STATED EXERCISE: Write out the entries below once more, exactly, with the pictures left out.

--- Start MATERIAL PROVIDED ---

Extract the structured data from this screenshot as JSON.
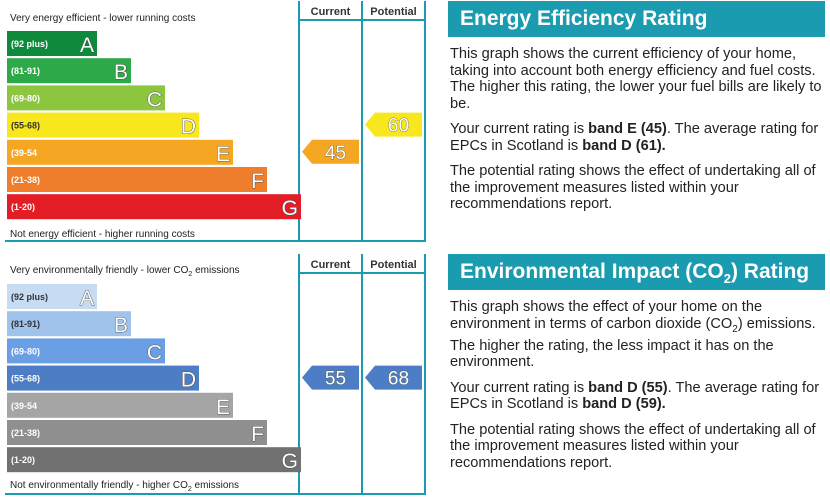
{
  "charts": {
    "energy": {
      "top_label": "Very energy efficient - lower running costs",
      "bottom_label": "Not energy efficient - higher running costs",
      "col_current": "Current",
      "col_potential": "Potential",
      "current": 45,
      "potential": 60,
      "current_color": "#f5a623",
      "potential_color": "#f7e71c"
    },
    "environment": {
      "top_label_pre": "Very environmentally friendly - lower CO",
      "top_label_sub": "2",
      "top_label_post": " emissions",
      "bottom_label_pre": "Not environmentally friendly - higher CO",
      "bottom_label_sub": "2",
      "bottom_label_post": " emissions",
      "col_current": "Current",
      "col_potential": "Potential",
      "current": 55,
      "potential": 68,
      "current_color": "#4d7ec5",
      "potential_color": "#4d7ec5"
    }
  },
  "chart_data": [
    {
      "type": "bar",
      "title": "Energy Efficiency Rating",
      "categories": [
        "A",
        "B",
        "C",
        "D",
        "E",
        "F",
        "G"
      ],
      "ranges": [
        "(92 plus)",
        "(81-91)",
        "(69-80)",
        "(55-68)",
        "(39-54",
        "(21-38)",
        "(1-20)"
      ],
      "colors": [
        "#0f8a3c",
        "#2da94a",
        "#8cc63f",
        "#f7e71c",
        "#f5a623",
        "#ee7d2c",
        "#e31d25"
      ],
      "current": 45,
      "potential": 60
    },
    {
      "type": "bar",
      "title": "Environmental Impact (CO2) Rating",
      "categories": [
        "A",
        "B",
        "C",
        "D",
        "E",
        "F",
        "G"
      ],
      "ranges": [
        "(92 plus)",
        "(81-91)",
        "(69-80)",
        "(55-68)",
        "(39-54",
        "(21-38)",
        "(1-20)"
      ],
      "colors": [
        "#c5dcf3",
        "#a0c3ec",
        "#6a9fe6",
        "#4d7ec5",
        "#a5a5a5",
        "#8f8f8f",
        "#717171"
      ],
      "current": 55,
      "potential": 68
    }
  ],
  "panels": {
    "energy": {
      "title": "Energy Efficiency Rating",
      "p1": "This graph shows the current efficiency of your home, taking into account both energy efficiency and fuel costs. The higher this rating, the lower your fuel bills are likely to be.",
      "p2_a": "Your current rating is ",
      "p2_b": "band E (45)",
      "p2_c": ". The average rating for EPCs in Scotland is ",
      "p2_d": "band D (61).",
      "p3": "The potential rating shows the effect of undertaking all of the improvement measures listed within your recommendations report."
    },
    "environment": {
      "title_pre": "Environmental Impact (CO",
      "title_sub": "2",
      "title_post": ") Rating",
      "p1_a": "This graph shows the effect of your home on the environment in terms of carbon dioxide (CO",
      "p1_sub": "2",
      "p1_b": ") emissions. The higher the rating, the less impact it has on the environment.",
      "p2_a": "Your current rating is ",
      "p2_b": "band D (55)",
      "p2_c": ". The average rating for EPCs in Scotland is ",
      "p2_d": "band D (59).",
      "p3": "The potential rating shows the effect of undertaking all of the improvement measures listed within your recommendations report."
    }
  }
}
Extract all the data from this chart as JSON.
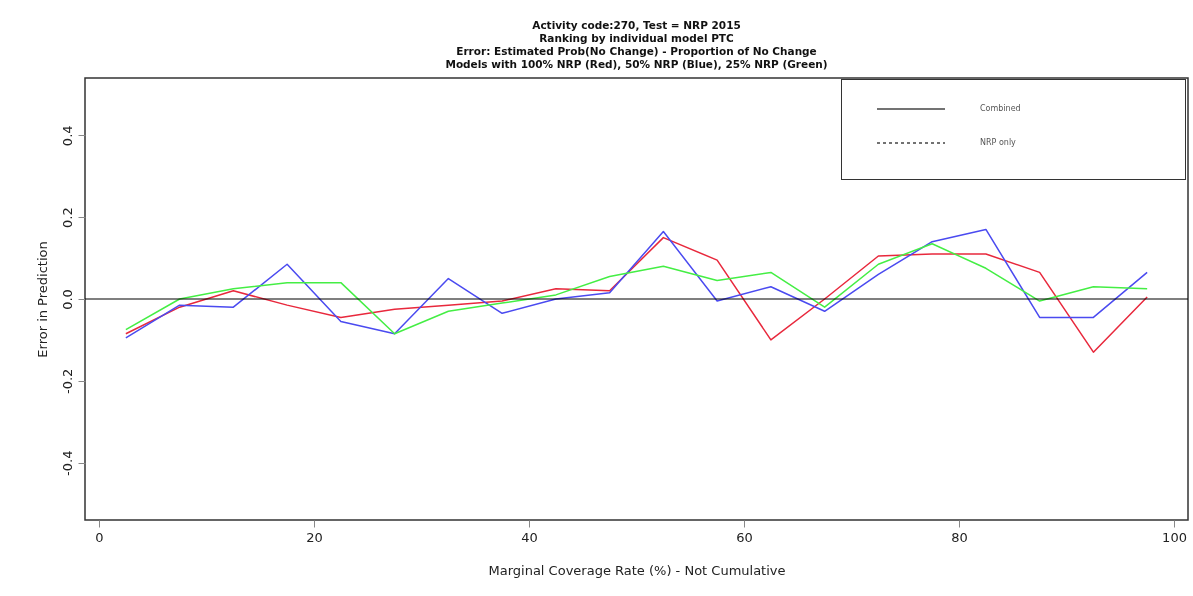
{
  "chart_data": {
    "type": "line",
    "title": "Activity code:270, Test =  NRP 2015\nRanking by individual model PTC\nError: Estimated  Prob(No Change) - Proportion of No Change\nModels with 100% NRP (Red), 50% NRP (Blue), 25% NRP (Green)",
    "xlabel": "Marginal Coverage Rate (%) - Not Cumulative",
    "ylabel": "Error in Prediction",
    "x": [
      2.5,
      7.5,
      12.5,
      17.5,
      22.5,
      27.5,
      32.5,
      37.5,
      42.5,
      47.5,
      52.5,
      57.5,
      62.5,
      67.5,
      72.5,
      77.5,
      82.5,
      87.5,
      92.5,
      97.5
    ],
    "series": [
      {
        "color": "#e8283c",
        "values": [
          -0.085,
          -0.02,
          0.02,
          -0.015,
          -0.045,
          -0.025,
          -0.015,
          -0.005,
          0.025,
          0.02,
          0.15,
          0.095,
          -0.1,
          0.0,
          0.105,
          0.11,
          0.11,
          0.065,
          -0.13,
          0.005
        ]
      },
      {
        "color": "#4a4af0",
        "values": [
          -0.095,
          -0.015,
          -0.02,
          0.085,
          -0.055,
          -0.085,
          0.05,
          -0.035,
          0.0,
          0.015,
          0.165,
          -0.005,
          0.03,
          -0.03,
          0.06,
          0.14,
          0.17,
          -0.045,
          -0.045,
          0.065
        ]
      },
      {
        "color": "#44ee44",
        "values": [
          -0.075,
          0.0,
          0.025,
          0.04,
          0.04,
          -0.085,
          -0.03,
          -0.01,
          0.01,
          0.055,
          0.08,
          0.045,
          0.065,
          -0.02,
          0.085,
          0.135,
          0.075,
          -0.005,
          0.03,
          0.025
        ]
      }
    ],
    "xlim": [
      -1.3,
      101.3
    ],
    "xticks": [
      0,
      20,
      40,
      60,
      80,
      100
    ],
    "ylim": [
      -0.54,
      0.54
    ],
    "yticks": [
      -0.4,
      -0.2,
      {
        "value": 0,
        "label": "0.0"
      },
      0.2,
      0.4
    ],
    "ref_lines": [
      {
        "axis": "y",
        "value": 0,
        "color": "#000000"
      }
    ],
    "annotations": [
      "Combined",
      "NRP only"
    ]
  }
}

--- End MATERIAL PROVIDED ---

FULL ANSWER:
Extract the structured data from this screenshot as JSON.
{
  "charts": {
    "energy": {
      "top_label": "Very energy efficient - lower running costs",
      "bottom_label": "Not energy efficient - higher running costs",
      "col_current": "Current",
      "col_potential": "Potential",
      "current": 45,
      "potential": 60,
      "current_color": "#f5a623",
      "potential_color": "#f7e71c"
    },
    "environment": {
      "top_label_pre": "Very environmentally friendly - lower CO",
      "top_label_sub": "2",
      "top_label_post": " emissions",
      "bottom_label_pre": "Not environmentally friendly - higher CO",
      "bottom_label_sub": "2",
      "bottom_label_post": " emissions",
      "col_current": "Current",
      "col_potential": "Potential",
      "current": 55,
      "potential": 68,
      "current_color": "#4d7ec5",
      "potential_color": "#4d7ec5"
    }
  },
  "chart_data": [
    {
      "type": "bar",
      "title": "Energy Efficiency Rating",
      "categories": [
        "A",
        "B",
        "C",
        "D",
        "E",
        "F",
        "G"
      ],
      "ranges": [
        "(92 plus)",
        "(81-91)",
        "(69-80)",
        "(55-68)",
        "(39-54",
        "(21-38)",
        "(1-20)"
      ],
      "colors": [
        "#0f8a3c",
        "#2da94a",
        "#8cc63f",
        "#f7e71c",
        "#f5a623",
        "#ee7d2c",
        "#e31d25"
      ],
      "current": 45,
      "potential": 60
    },
    {
      "type": "bar",
      "title": "Environmental Impact (CO2) Rating",
      "categories": [
        "A",
        "B",
        "C",
        "D",
        "E",
        "F",
        "G"
      ],
      "ranges": [
        "(92 plus)",
        "(81-91)",
        "(69-80)",
        "(55-68)",
        "(39-54",
        "(21-38)",
        "(1-20)"
      ],
      "colors": [
        "#c5dcf3",
        "#a0c3ec",
        "#6a9fe6",
        "#4d7ec5",
        "#a5a5a5",
        "#8f8f8f",
        "#717171"
      ],
      "current": 55,
      "potential": 68
    }
  ],
  "panels": {
    "energy": {
      "title": "Energy Efficiency Rating",
      "p1": "This graph shows the current efficiency of your home, taking into account both energy efficiency and fuel costs. The higher this rating, the lower your fuel bills are likely to be.",
      "p2_a": "Your current rating is ",
      "p2_b": "band E (45)",
      "p2_c": ". The average rating for EPCs in Scotland is ",
      "p2_d": "band D (61).",
      "p3": "The potential rating shows the effect of undertaking all of the improvement measures listed within your recommendations report."
    },
    "environment": {
      "title_pre": "Environmental Impact (CO",
      "title_sub": "2",
      "title_post": ") Rating",
      "p1_a": "This graph shows the effect of your home on the environment in terms of carbon dioxide (CO",
      "p1_sub": "2",
      "p1_b": ") emissions. The higher the rating, the less impact it has on the environment.",
      "p2_a": "Your current rating is ",
      "p2_b": "band D (55)",
      "p2_c": ". The average rating for EPCs in Scotland is ",
      "p2_d": "band D (59).",
      "p3": "The potential rating shows the effect of undertaking all of the improvement measures listed within your recommendations report."
    }
  }
}
Extract all the data from this chart as JSON.
{
  "chart_data": {
    "type": "line",
    "title": "Activity code:270, Test =  NRP 2015\nRanking by individual model PTC\nError: Estimated  Prob(No Change) - Proportion of No Change\nModels with 100% NRP (Red), 50% NRP (Blue), 25% NRP (Green)",
    "xlabel": "Marginal Coverage Rate (%) - Not Cumulative",
    "ylabel": "Error in Prediction",
    "x": [
      2.5,
      7.5,
      12.5,
      17.5,
      22.5,
      27.5,
      32.5,
      37.5,
      42.5,
      47.5,
      52.5,
      57.5,
      62.5,
      67.5,
      72.5,
      77.5,
      82.5,
      87.5,
      92.5,
      97.5
    ],
    "series": [
      {
        "color": "#e8283c",
        "values": [
          -0.085,
          -0.02,
          0.02,
          -0.015,
          -0.045,
          -0.025,
          -0.015,
          -0.005,
          0.025,
          0.02,
          0.15,
          0.095,
          -0.1,
          0.0,
          0.105,
          0.11,
          0.11,
          0.065,
          -0.13,
          0.005
        ]
      },
      {
        "color": "#4a4af0",
        "values": [
          -0.095,
          -0.015,
          -0.02,
          0.085,
          -0.055,
          -0.085,
          0.05,
          -0.035,
          0.0,
          0.015,
          0.165,
          -0.005,
          0.03,
          -0.03,
          0.06,
          0.14,
          0.17,
          -0.045,
          -0.045,
          0.065
        ]
      },
      {
        "color": "#44ee44",
        "values": [
          -0.075,
          0.0,
          0.025,
          0.04,
          0.04,
          -0.085,
          -0.03,
          -0.01,
          0.01,
          0.055,
          0.08,
          0.045,
          0.065,
          -0.02,
          0.085,
          0.135,
          0.075,
          -0.005,
          0.03,
          0.025
        ]
      }
    ],
    "xlim": [
      -1.3,
      101.3
    ],
    "xticks": [
      0,
      20,
      40,
      60,
      80,
      100
    ],
    "ylim": [
      -0.54,
      0.54
    ],
    "yticks": [
      -0.4,
      -0.2,
      {
        "value": 0,
        "label": "0.0"
      },
      0.2,
      0.4
    ],
    "ref_lines": [
      {
        "axis": "y",
        "value": 0,
        "color": "#000000"
      }
    ],
    "annotations": [
      "Combined",
      "NRP only"
    ]
  }
}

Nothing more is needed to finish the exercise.